WHAT YOU ARE ASKED TO DO
Repeat each record exactly. Any picture gets left out.

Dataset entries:

——

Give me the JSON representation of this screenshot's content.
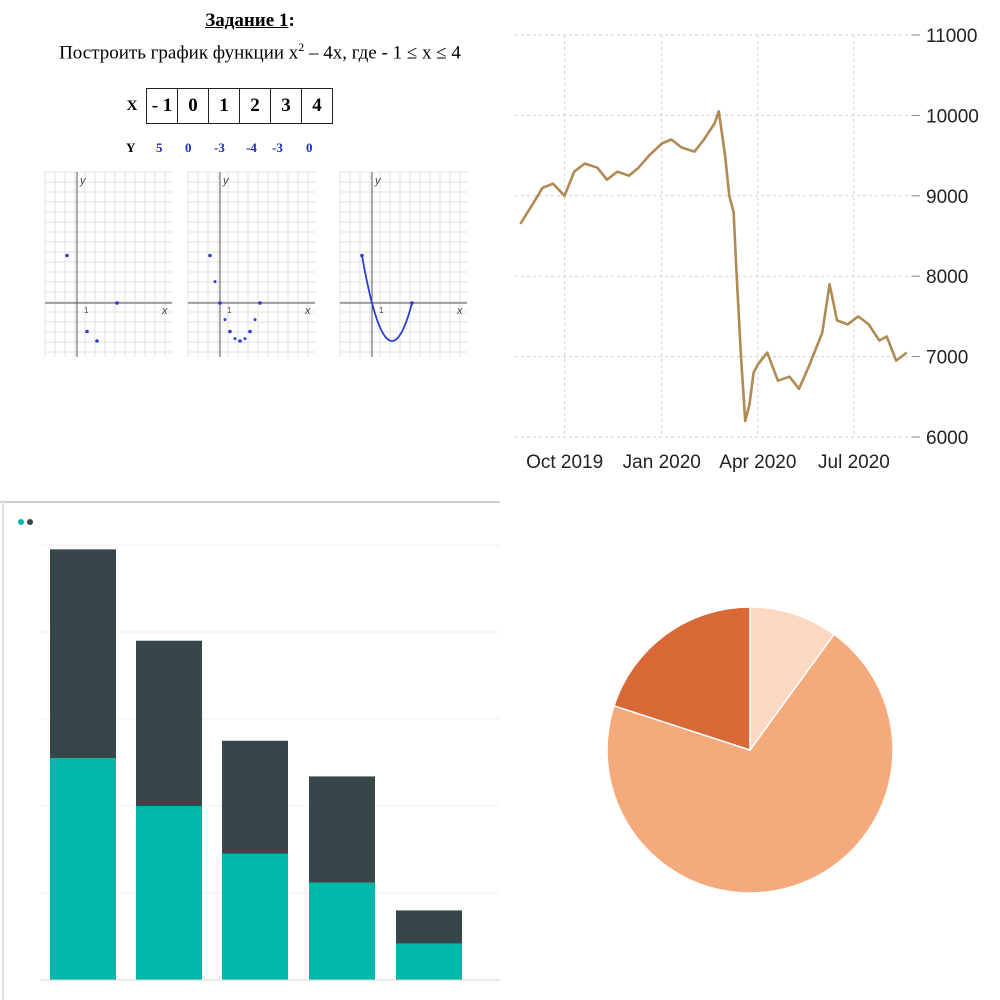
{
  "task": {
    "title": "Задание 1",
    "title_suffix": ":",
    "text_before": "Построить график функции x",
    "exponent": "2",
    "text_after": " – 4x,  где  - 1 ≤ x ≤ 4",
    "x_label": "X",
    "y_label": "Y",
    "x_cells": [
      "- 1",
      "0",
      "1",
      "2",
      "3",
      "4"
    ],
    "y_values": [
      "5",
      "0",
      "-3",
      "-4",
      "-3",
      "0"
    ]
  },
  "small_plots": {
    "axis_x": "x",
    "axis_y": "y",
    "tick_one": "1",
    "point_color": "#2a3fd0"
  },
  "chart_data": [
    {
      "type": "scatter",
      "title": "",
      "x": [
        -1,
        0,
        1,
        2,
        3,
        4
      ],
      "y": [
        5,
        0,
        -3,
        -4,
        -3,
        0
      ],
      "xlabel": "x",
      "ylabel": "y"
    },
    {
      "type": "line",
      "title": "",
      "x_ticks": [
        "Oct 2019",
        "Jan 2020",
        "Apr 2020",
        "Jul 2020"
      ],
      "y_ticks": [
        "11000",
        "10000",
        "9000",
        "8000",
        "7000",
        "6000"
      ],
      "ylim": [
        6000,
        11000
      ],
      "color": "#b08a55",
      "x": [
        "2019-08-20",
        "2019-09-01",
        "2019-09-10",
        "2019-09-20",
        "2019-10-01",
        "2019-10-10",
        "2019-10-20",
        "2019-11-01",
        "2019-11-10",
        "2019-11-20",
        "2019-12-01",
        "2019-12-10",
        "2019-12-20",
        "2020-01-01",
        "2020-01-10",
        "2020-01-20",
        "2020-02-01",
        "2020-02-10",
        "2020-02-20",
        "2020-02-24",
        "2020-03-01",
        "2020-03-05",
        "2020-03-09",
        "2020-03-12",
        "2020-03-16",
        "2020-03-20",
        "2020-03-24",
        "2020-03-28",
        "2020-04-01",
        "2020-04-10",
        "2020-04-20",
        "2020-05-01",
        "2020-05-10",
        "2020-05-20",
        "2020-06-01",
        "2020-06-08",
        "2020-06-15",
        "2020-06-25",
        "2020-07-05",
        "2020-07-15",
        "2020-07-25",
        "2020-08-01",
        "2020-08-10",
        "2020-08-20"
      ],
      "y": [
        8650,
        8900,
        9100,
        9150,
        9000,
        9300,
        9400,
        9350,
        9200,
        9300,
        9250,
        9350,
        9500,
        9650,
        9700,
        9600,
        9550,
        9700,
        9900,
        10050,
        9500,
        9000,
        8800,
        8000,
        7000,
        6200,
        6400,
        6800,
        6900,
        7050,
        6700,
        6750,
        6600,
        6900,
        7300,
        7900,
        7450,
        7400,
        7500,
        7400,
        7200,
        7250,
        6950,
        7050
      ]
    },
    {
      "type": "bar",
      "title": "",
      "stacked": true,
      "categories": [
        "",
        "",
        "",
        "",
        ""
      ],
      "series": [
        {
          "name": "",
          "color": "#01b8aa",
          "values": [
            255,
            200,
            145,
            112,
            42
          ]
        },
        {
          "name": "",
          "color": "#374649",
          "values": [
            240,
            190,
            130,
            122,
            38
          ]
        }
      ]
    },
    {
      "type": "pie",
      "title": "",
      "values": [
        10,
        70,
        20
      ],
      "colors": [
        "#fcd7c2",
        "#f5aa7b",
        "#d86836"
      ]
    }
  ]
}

——

RESULT
Give me the JSON representation of this screenshot's content.
{
  "task": {
    "title": "Задание 1",
    "title_suffix": ":",
    "text_before": "Построить график функции x",
    "exponent": "2",
    "text_after": " – 4x,  где  - 1 ≤ x ≤ 4",
    "x_label": "X",
    "y_label": "Y",
    "x_cells": [
      "- 1",
      "0",
      "1",
      "2",
      "3",
      "4"
    ],
    "y_values": [
      "5",
      "0",
      "-3",
      "-4",
      "-3",
      "0"
    ]
  },
  "small_plots": {
    "axis_x": "x",
    "axis_y": "y",
    "tick_one": "1",
    "point_color": "#2a3fd0"
  },
  "chart_data": [
    {
      "type": "scatter",
      "title": "",
      "x": [
        -1,
        0,
        1,
        2,
        3,
        4
      ],
      "y": [
        5,
        0,
        -3,
        -4,
        -3,
        0
      ],
      "xlabel": "x",
      "ylabel": "y"
    },
    {
      "type": "line",
      "title": "",
      "x_ticks": [
        "Oct 2019",
        "Jan 2020",
        "Apr 2020",
        "Jul 2020"
      ],
      "y_ticks": [
        "11000",
        "10000",
        "9000",
        "8000",
        "7000",
        "6000"
      ],
      "ylim": [
        6000,
        11000
      ],
      "color": "#b08a55",
      "x": [
        "2019-08-20",
        "2019-09-01",
        "2019-09-10",
        "2019-09-20",
        "2019-10-01",
        "2019-10-10",
        "2019-10-20",
        "2019-11-01",
        "2019-11-10",
        "2019-11-20",
        "2019-12-01",
        "2019-12-10",
        "2019-12-20",
        "2020-01-01",
        "2020-01-10",
        "2020-01-20",
        "2020-02-01",
        "2020-02-10",
        "2020-02-20",
        "2020-02-24",
        "2020-03-01",
        "2020-03-05",
        "2020-03-09",
        "2020-03-12",
        "2020-03-16",
        "2020-03-20",
        "2020-03-24",
        "2020-03-28",
        "2020-04-01",
        "2020-04-10",
        "2020-04-20",
        "2020-05-01",
        "2020-05-10",
        "2020-05-20",
        "2020-06-01",
        "2020-06-08",
        "2020-06-15",
        "2020-06-25",
        "2020-07-05",
        "2020-07-15",
        "2020-07-25",
        "2020-08-01",
        "2020-08-10",
        "2020-08-20"
      ],
      "y": [
        8650,
        8900,
        9100,
        9150,
        9000,
        9300,
        9400,
        9350,
        9200,
        9300,
        9250,
        9350,
        9500,
        9650,
        9700,
        9600,
        9550,
        9700,
        9900,
        10050,
        9500,
        9000,
        8800,
        8000,
        7000,
        6200,
        6400,
        6800,
        6900,
        7050,
        6700,
        6750,
        6600,
        6900,
        7300,
        7900,
        7450,
        7400,
        7500,
        7400,
        7200,
        7250,
        6950,
        7050
      ]
    },
    {
      "type": "bar",
      "title": "",
      "stacked": true,
      "categories": [
        "",
        "",
        "",
        "",
        ""
      ],
      "series": [
        {
          "name": "",
          "color": "#01b8aa",
          "values": [
            255,
            200,
            145,
            112,
            42
          ]
        },
        {
          "name": "",
          "color": "#374649",
          "values": [
            240,
            190,
            130,
            122,
            38
          ]
        }
      ]
    },
    {
      "type": "pie",
      "title": "",
      "values": [
        10,
        70,
        20
      ],
      "colors": [
        "#fcd7c2",
        "#f5aa7b",
        "#d86836"
      ]
    }
  ]
}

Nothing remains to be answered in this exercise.